Data entries for graphics:
● ● ● ● ●

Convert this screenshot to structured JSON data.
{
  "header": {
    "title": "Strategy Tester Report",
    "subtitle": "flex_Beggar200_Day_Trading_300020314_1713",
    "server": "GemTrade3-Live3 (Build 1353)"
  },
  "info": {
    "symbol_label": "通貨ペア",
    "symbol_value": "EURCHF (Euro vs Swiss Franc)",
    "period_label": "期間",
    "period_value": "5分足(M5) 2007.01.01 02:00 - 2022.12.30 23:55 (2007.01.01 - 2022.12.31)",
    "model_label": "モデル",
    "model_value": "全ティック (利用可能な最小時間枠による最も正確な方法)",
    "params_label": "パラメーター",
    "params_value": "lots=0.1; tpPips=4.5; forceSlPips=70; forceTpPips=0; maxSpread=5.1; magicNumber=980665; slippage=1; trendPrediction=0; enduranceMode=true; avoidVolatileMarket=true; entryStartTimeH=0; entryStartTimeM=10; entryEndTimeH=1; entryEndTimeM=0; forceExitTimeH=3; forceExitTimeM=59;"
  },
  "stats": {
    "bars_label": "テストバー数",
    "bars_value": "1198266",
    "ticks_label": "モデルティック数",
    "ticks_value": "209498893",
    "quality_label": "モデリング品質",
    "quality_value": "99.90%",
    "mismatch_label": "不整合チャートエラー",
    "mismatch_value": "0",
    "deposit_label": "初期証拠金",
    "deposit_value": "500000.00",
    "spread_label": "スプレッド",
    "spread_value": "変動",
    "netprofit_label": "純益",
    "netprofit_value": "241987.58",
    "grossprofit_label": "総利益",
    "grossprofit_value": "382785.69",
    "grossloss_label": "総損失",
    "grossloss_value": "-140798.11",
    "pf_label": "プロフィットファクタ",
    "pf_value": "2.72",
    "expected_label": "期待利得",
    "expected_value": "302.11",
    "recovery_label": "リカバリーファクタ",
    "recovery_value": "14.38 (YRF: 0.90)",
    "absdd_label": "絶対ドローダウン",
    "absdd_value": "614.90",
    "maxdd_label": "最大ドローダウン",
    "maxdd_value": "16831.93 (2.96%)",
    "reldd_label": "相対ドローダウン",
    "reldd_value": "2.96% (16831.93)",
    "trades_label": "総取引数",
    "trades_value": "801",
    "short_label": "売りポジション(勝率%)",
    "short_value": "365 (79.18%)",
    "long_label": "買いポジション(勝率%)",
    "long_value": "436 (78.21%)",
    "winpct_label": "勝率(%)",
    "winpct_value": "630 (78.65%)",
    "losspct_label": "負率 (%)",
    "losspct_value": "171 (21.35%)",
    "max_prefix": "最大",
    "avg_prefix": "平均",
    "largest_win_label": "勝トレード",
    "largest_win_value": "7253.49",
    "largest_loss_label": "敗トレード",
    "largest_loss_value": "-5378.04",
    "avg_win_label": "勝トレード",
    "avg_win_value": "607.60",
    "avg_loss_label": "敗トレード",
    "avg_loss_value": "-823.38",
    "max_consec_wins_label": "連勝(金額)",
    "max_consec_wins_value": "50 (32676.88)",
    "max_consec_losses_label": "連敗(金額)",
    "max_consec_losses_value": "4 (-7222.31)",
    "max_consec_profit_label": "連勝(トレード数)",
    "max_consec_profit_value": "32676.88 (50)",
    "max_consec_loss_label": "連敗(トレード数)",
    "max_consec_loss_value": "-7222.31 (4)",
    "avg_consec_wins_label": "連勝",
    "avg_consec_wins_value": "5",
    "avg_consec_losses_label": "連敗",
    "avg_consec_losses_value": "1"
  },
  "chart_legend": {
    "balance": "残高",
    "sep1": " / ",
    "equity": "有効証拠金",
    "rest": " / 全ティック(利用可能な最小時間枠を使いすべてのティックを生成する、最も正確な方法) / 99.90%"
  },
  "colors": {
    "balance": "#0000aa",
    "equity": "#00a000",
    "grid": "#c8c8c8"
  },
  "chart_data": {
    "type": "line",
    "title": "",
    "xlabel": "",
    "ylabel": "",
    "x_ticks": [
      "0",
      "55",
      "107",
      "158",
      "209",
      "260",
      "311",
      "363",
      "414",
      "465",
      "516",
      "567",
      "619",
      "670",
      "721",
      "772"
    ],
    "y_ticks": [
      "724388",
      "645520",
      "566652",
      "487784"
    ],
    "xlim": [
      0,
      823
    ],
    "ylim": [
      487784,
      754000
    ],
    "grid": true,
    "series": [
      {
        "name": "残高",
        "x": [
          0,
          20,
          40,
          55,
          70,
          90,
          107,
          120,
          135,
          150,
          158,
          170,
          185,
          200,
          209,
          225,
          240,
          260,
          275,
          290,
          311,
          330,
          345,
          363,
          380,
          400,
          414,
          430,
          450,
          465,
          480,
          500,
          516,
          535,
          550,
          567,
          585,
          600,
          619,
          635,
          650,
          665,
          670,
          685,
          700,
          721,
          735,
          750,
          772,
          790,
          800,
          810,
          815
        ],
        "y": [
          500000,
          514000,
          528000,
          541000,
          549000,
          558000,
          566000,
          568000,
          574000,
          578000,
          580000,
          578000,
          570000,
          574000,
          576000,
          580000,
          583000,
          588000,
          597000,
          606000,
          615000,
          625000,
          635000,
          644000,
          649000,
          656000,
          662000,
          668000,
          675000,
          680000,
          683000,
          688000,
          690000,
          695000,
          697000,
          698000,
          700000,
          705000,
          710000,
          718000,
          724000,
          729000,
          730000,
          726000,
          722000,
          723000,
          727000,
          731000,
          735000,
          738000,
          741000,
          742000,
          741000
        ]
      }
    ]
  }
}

● ● ● ● ●

WHAT THE TASK ASKS: Each entry must be reproduced verbatim.

THE REPLY:
Convert this screenshot to structured JSON data.
{
  "header": {
    "title": "Strategy Tester Report",
    "subtitle": "flex_Beggar200_Day_Trading_300020314_1713",
    "server": "GemTrade3-Live3 (Build 1353)"
  },
  "info": {
    "symbol_label": "通貨ペア",
    "symbol_value": "EURCHF (Euro vs Swiss Franc)",
    "period_label": "期間",
    "period_value": "5分足(M5) 2007.01.01 02:00 - 2022.12.30 23:55 (2007.01.01 - 2022.12.31)",
    "model_label": "モデル",
    "model_value": "全ティック (利用可能な最小時間枠による最も正確な方法)",
    "params_label": "パラメーター",
    "params_value": "lots=0.1; tpPips=4.5; forceSlPips=70; forceTpPips=0; maxSpread=5.1; magicNumber=980665; slippage=1; trendPrediction=0; enduranceMode=true; avoidVolatileMarket=true; entryStartTimeH=0; entryStartTimeM=10; entryEndTimeH=1; entryEndTimeM=0; forceExitTimeH=3; forceExitTimeM=59;"
  },
  "stats": {
    "bars_label": "テストバー数",
    "bars_value": "1198266",
    "ticks_label": "モデルティック数",
    "ticks_value": "209498893",
    "quality_label": "モデリング品質",
    "quality_value": "99.90%",
    "mismatch_label": "不整合チャートエラー",
    "mismatch_value": "0",
    "deposit_label": "初期証拠金",
    "deposit_value": "500000.00",
    "spread_label": "スプレッド",
    "spread_value": "変動",
    "netprofit_label": "純益",
    "netprofit_value": "241987.58",
    "grossprofit_label": "総利益",
    "grossprofit_value": "382785.69",
    "grossloss_label": "総損失",
    "grossloss_value": "-140798.11",
    "pf_label": "プロフィットファクタ",
    "pf_value": "2.72",
    "expected_label": "期待利得",
    "expected_value": "302.11",
    "recovery_label": "リカバリーファクタ",
    "recovery_value": "14.38 (YRF: 0.90)",
    "absdd_label": "絶対ドローダウン",
    "absdd_value": "614.90",
    "maxdd_label": "最大ドローダウン",
    "maxdd_value": "16831.93 (2.96%)",
    "reldd_label": "相対ドローダウン",
    "reldd_value": "2.96% (16831.93)",
    "trades_label": "総取引数",
    "trades_value": "801",
    "short_label": "売りポジション(勝率%)",
    "short_value": "365 (79.18%)",
    "long_label": "買いポジション(勝率%)",
    "long_value": "436 (78.21%)",
    "winpct_label": "勝率(%)",
    "winpct_value": "630 (78.65%)",
    "losspct_label": "負率 (%)",
    "losspct_value": "171 (21.35%)",
    "max_prefix": "最大",
    "avg_prefix": "平均",
    "largest_win_label": "勝トレード",
    "largest_win_value": "7253.49",
    "largest_loss_label": "敗トレード",
    "largest_loss_value": "-5378.04",
    "avg_win_label": "勝トレード",
    "avg_win_value": "607.60",
    "avg_loss_label": "敗トレード",
    "avg_loss_value": "-823.38",
    "max_consec_wins_label": "連勝(金額)",
    "max_consec_wins_value": "50 (32676.88)",
    "max_consec_losses_label": "連敗(金額)",
    "max_consec_losses_value": "4 (-7222.31)",
    "max_consec_profit_label": "連勝(トレード数)",
    "max_consec_profit_value": "32676.88 (50)",
    "max_consec_loss_label": "連敗(トレード数)",
    "max_consec_loss_value": "-7222.31 (4)",
    "avg_consec_wins_label": "連勝",
    "avg_consec_wins_value": "5",
    "avg_consec_losses_label": "連敗",
    "avg_consec_losses_value": "1"
  },
  "chart_legend": {
    "balance": "残高",
    "sep1": " / ",
    "equity": "有効証拠金",
    "rest": " / 全ティック(利用可能な最小時間枠を使いすべてのティックを生成する、最も正確な方法) / 99.90%"
  },
  "colors": {
    "balance": "#0000aa",
    "equity": "#00a000",
    "grid": "#c8c8c8"
  },
  "chart_data": {
    "type": "line",
    "title": "",
    "xlabel": "",
    "ylabel": "",
    "x_ticks": [
      "0",
      "55",
      "107",
      "158",
      "209",
      "260",
      "311",
      "363",
      "414",
      "465",
      "516",
      "567",
      "619",
      "670",
      "721",
      "772"
    ],
    "y_ticks": [
      "724388",
      "645520",
      "566652",
      "487784"
    ],
    "xlim": [
      0,
      823
    ],
    "ylim": [
      487784,
      754000
    ],
    "grid": true,
    "series": [
      {
        "name": "残高",
        "x": [
          0,
          20,
          40,
          55,
          70,
          90,
          107,
          120,
          135,
          150,
          158,
          170,
          185,
          200,
          209,
          225,
          240,
          260,
          275,
          290,
          311,
          330,
          345,
          363,
          380,
          400,
          414,
          430,
          450,
          465,
          480,
          500,
          516,
          535,
          550,
          567,
          585,
          600,
          619,
          635,
          650,
          665,
          670,
          685,
          700,
          721,
          735,
          750,
          772,
          790,
          800,
          810,
          815
        ],
        "y": [
          500000,
          514000,
          528000,
          541000,
          549000,
          558000,
          566000,
          568000,
          574000,
          578000,
          580000,
          578000,
          570000,
          574000,
          576000,
          580000,
          583000,
          588000,
          597000,
          606000,
          615000,
          625000,
          635000,
          644000,
          649000,
          656000,
          662000,
          668000,
          675000,
          680000,
          683000,
          688000,
          690000,
          695000,
          697000,
          698000,
          700000,
          705000,
          710000,
          718000,
          724000,
          729000,
          730000,
          726000,
          722000,
          723000,
          727000,
          731000,
          735000,
          738000,
          741000,
          742000,
          741000
        ]
      }
    ]
  }
}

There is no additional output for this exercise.